INSTRUCTION –
From the line containing "Extract all readable text from this page." through the last line of the entries, output the text exactly. Pictures stay out.

ROWS –
○ ○ ○ ○
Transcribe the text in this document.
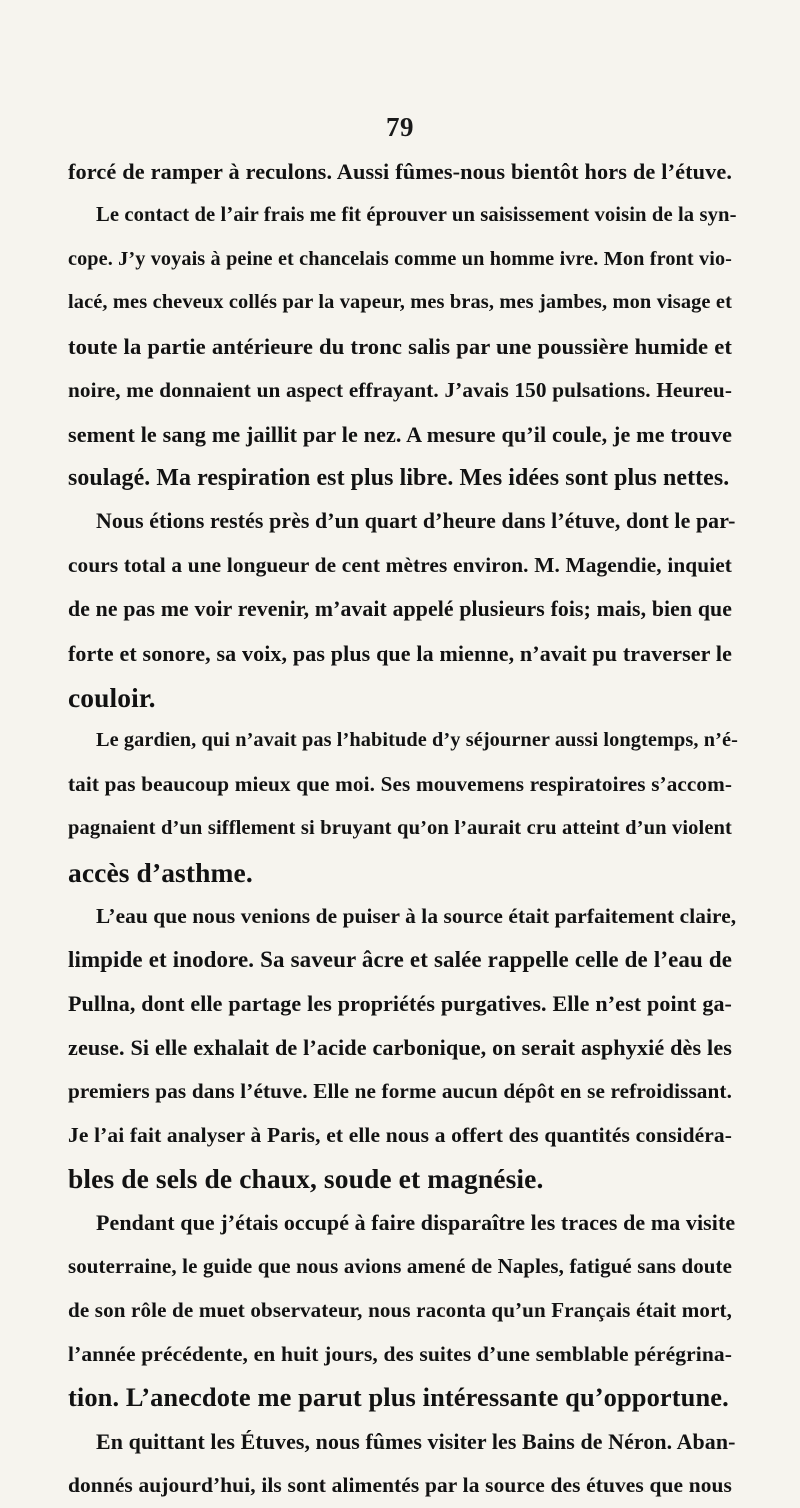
79
forcé de ramper à reculons. Aussi fûmes-nous bientôt hors de l’étuve.
Le contact de l’air frais me fit éprouver un saisissement voisin de la syn-
cope. J’y voyais à peine et chancelais comme un homme ivre. Mon front vio-
lacé, mes cheveux collés par la vapeur, mes bras, mes jambes, mon visage et
toute la partie antérieure du tronc salis par une poussière humide et
noire, me donnaient un aspect effrayant. J’avais 150 pulsations. Heureu-
sement le sang me jaillit par le nez. A mesure qu’il coule, je me trouve
soulagé. Ma respiration est plus libre. Mes idées sont plus nettes.
Nous étions restés près d’un quart d’heure dans l’étuve, dont le par-
cours total a une longueur de cent mètres environ. M. Magendie, inquiet
de ne pas me voir revenir, m’avait appelé plusieurs fois; mais, bien que
forte et sonore, sa voix, pas plus que la mienne, n’avait pu traverser le
couloir.
Le gardien, qui n’avait pas l’habitude d’y séjourner aussi longtemps, n’é-
tait pas beaucoup mieux que moi. Ses mouvemens respiratoires s’accom-
pagnaient d’un sifflement si bruyant qu’on l’aurait cru atteint d’un violent
accès d’asthme.
L’eau que nous venions de puiser à la source était parfaitement claire,
limpide et inodore. Sa saveur âcre et salée rappelle celle de l’eau de
Pullna, dont elle partage les propriétés purgatives. Elle n’est point ga-
zeuse. Si elle exhalait de l’acide carbonique, on serait asphyxié dès les
premiers pas dans l’étuve. Elle ne forme aucun dépôt en se refroidissant.
Je l’ai fait analyser à Paris, et elle nous a offert des quantités considéra-
bles de sels de chaux, soude et magnésie.
Pendant que j’étais occupé à faire disparaître les traces de ma visite
souterraine, le guide que nous avions amené de Naples, fatigué sans doute
de son rôle de muet observateur, nous raconta qu’un Français était mort,
l’année précédente, en huit jours, des suites d’une semblable pérégrina-
tion. L’anecdote me parut plus intéressante qu’opportune.
En quittant les Étuves, nous fûmes visiter les Bains de Néron. Aban-
donnés aujourd’hui, ils sont alimentés par la source des étuves que nous
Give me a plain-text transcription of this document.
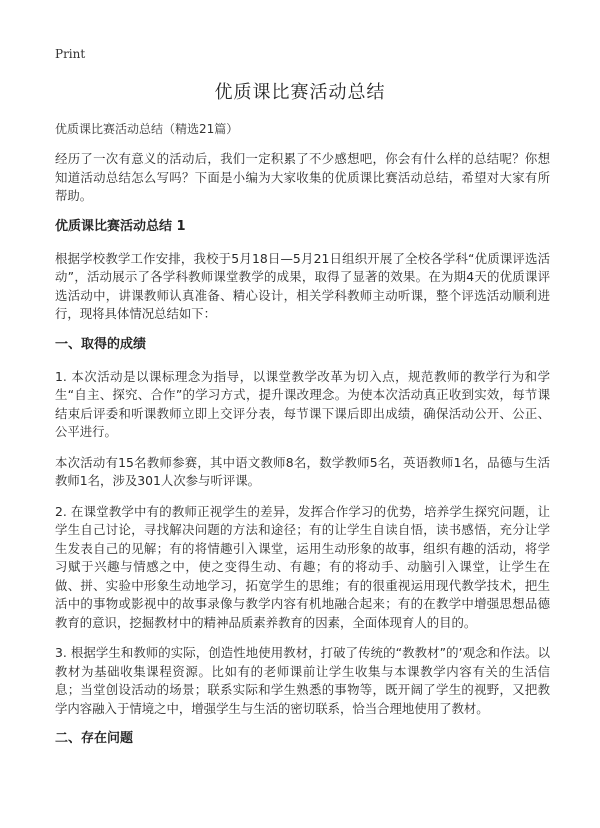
Print
优质课比赛活动总结
优质课比赛活动总结（精选21篇）

经历了一次有意义的活动后，我们一定积累了不少感想吧，你会有什么样的总结呢？你想知道活动总结怎么写吗？下面是小编为大家收集的优质课比赛活动总结，希望对大家有所帮助。

优质课比赛活动总结 1

根据学校教学工作安排，我校于5月18日—5月21日组织开展了全校各学科“优质课评选活动”，活动展示了各学科教师课堂教学的成果，取得了显著的效果。在为期4天的优质课评选活动中，讲课教师认真准备、精心设计，相关学科教师主动听课，整个评选活动顺利进行，现将具体情况总结如下：

一、取得的成绩

1. 本次活动是以课标理念为指导，以课堂教学改革为切入点，规范教师的教学行为和学生“自主、探究、合作”的学习方式，提升课改理念。为使本次活动真正收到实效，每节课结束后评委和听课教师立即上交评分表，每节课下课后即出成绩，确保活动公开、公正、公平进行。

本次活动有15名教师参赛，其中语文教师8名，数学教师5名，英语教师1名，品德与生活教师1名，涉及301人次参与听评课。

2. 在课堂教学中有的教师正视学生的差异，发挥合作学习的优势，培养学生探究问题，让学生自己讨论，寻找解决问题的方法和途径；有的让学生自读自悟，读书感悟，充分让学生发表自己的见解；有的将情趣引入课堂，运用生动形象的故事，组织有趣的活动，将学习赋于兴趣与情感之中，使之变得生动、有趣；有的将动手、动脑引入课堂，让学生在做、拼、实验中形象生动地学习，拓宽学生的思维；有的很重视运用现代教学技术，把生活中的事物或影视中的故事录像与教学内容有机地融合起来；有的在教学中增强思想品德教育的意识，挖掘教材中的精神品质素养教育的因素，全面体现育人的目的。

3. 根据学生和教师的实际，创造性地使用教材，打破了传统的“教教材”的’观念和作法。以教材为基础收集课程资源。比如有的老师课前让学生收集与本课教学内容有关的生活信息；当堂创设活动的场景；联系实际和学生熟悉的事物等，既开阔了学生的视野，又把教学内容融入于情境之中，增强学生与生活的密切联系，恰当合理地使用了教材。

二、存在问题
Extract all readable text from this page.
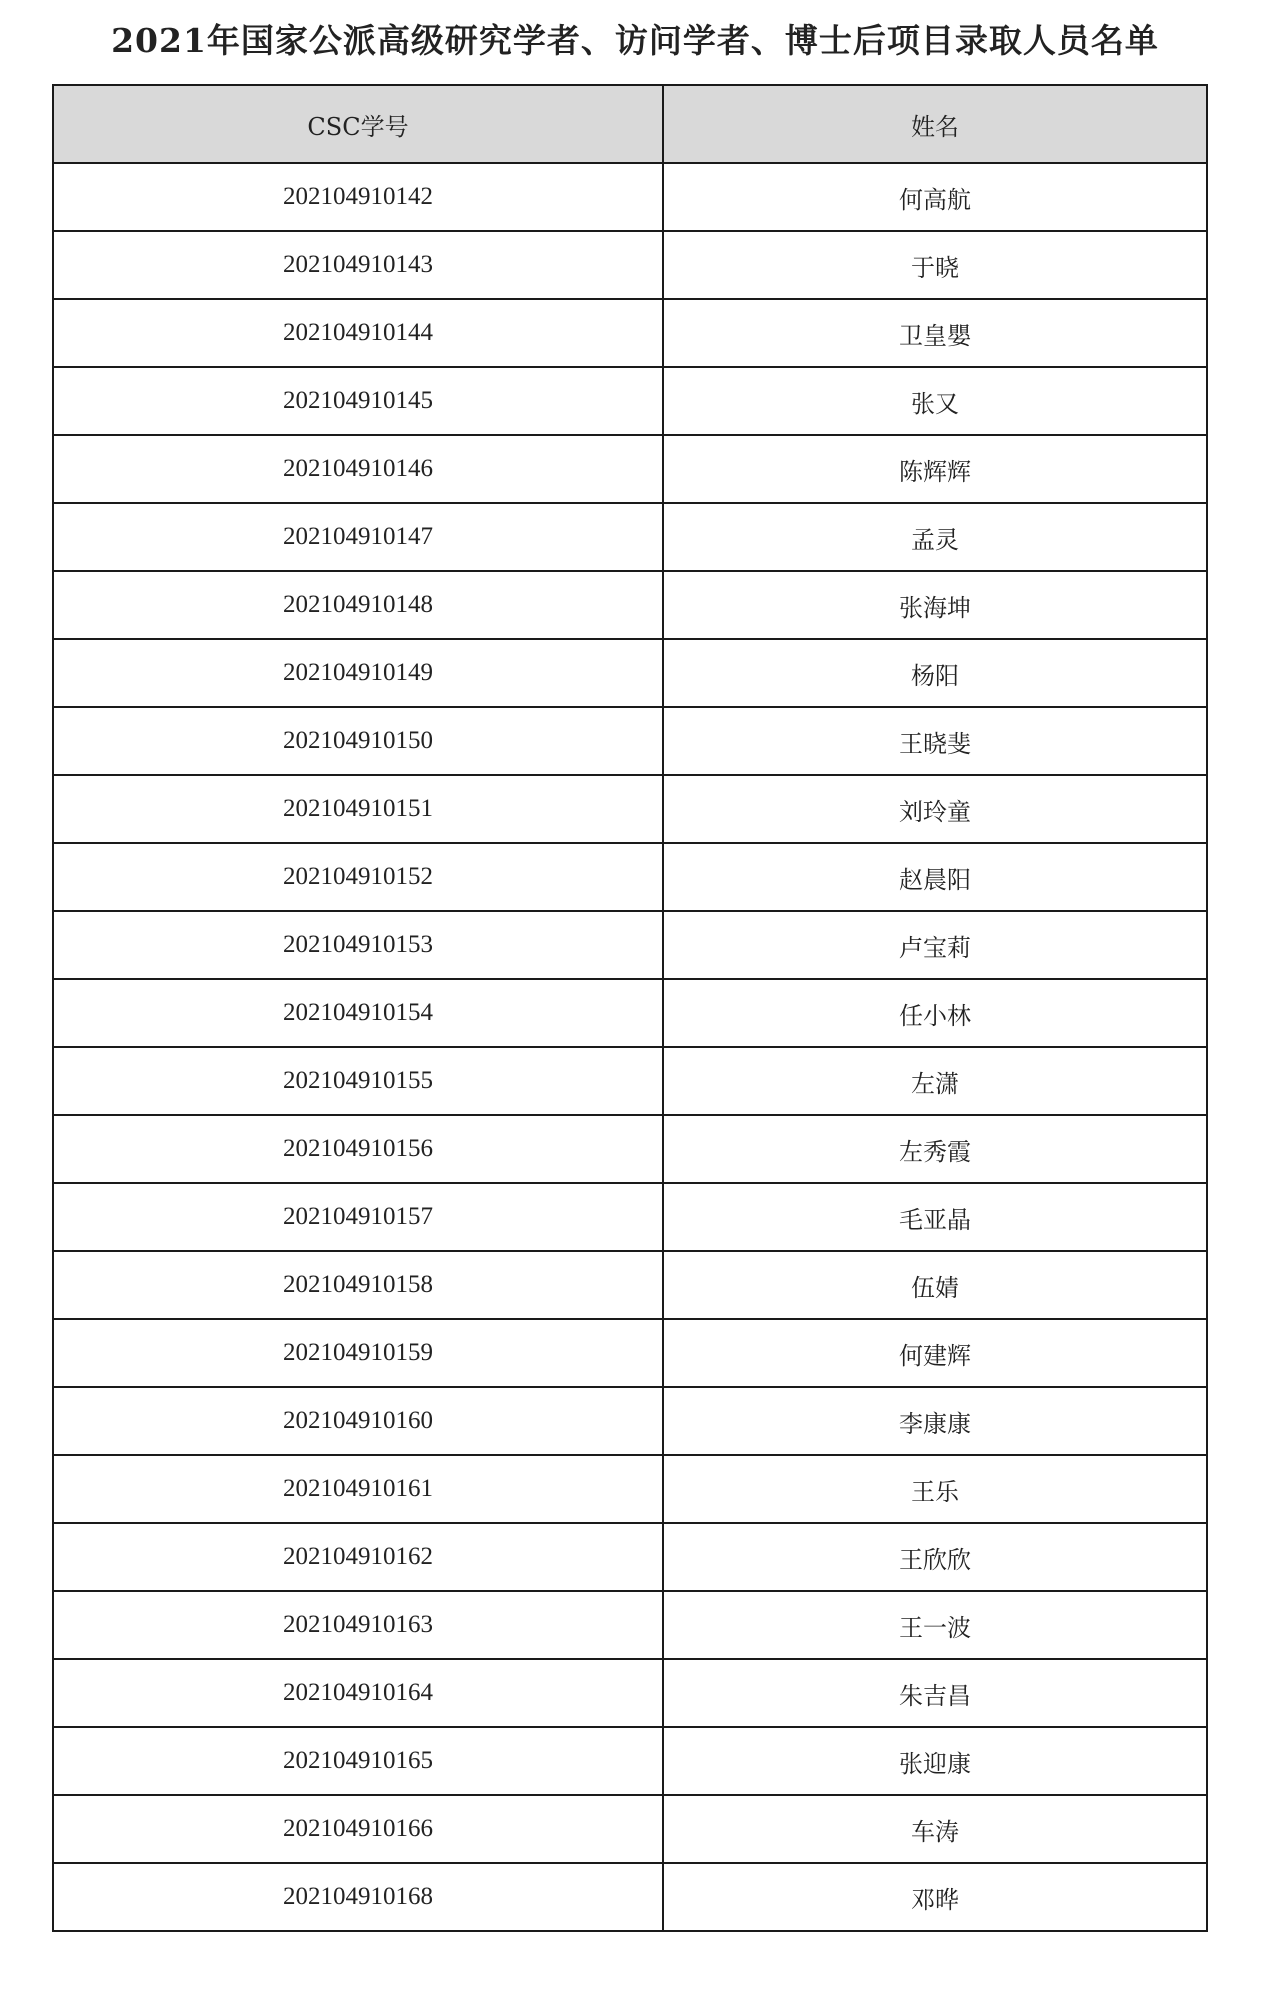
2021年国家公派高级研究学者、访问学者、博士后项目录取人员名单
CSC学号	姓名
202104910142	何高航
202104910143	于晓
202104910144	卫皇嬰
202104910145	张又
202104910146	陈辉辉
202104910147	孟灵
202104910148	张海坤
202104910149	杨阳
202104910150	王晓斐
202104910151	刘玲童
202104910152	赵晨阳
202104910153	卢宝莉
202104910154	任小林
202104910155	左潇
202104910156	左秀霞
202104910157	毛亚晶
202104910158	伍婧
202104910159	何建辉
202104910160	李康康
202104910161	王乐
202104910162	王欣欣
202104910163	王一波
202104910164	朱吉昌
202104910165	张迎康
202104910166	车涛
202104910168	邓晔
○ ○ ○ ○
RESPONSE TO THIS TASK –
Extract all readable text from this page.
2021年国家公派高级研究学者、访问学者、博士后项目录取人员名单
CSC学号	姓名
202104910142	何高航
202104910143	于晓
202104910144	卫皇嬰
202104910145	张又
202104910146	陈辉辉
202104910147	孟灵
202104910148	张海坤
202104910149	杨阳
202104910150	王晓斐
202104910151	刘玲童
202104910152	赵晨阳
202104910153	卢宝莉
202104910154	任小林
202104910155	左潇
202104910156	左秀霞
202104910157	毛亚晶
202104910158	伍婧
202104910159	何建辉
202104910160	李康康
202104910161	王乐
202104910162	王欣欣
202104910163	王一波
202104910164	朱吉昌
202104910165	张迎康
202104910166	车涛
202104910168	邓晔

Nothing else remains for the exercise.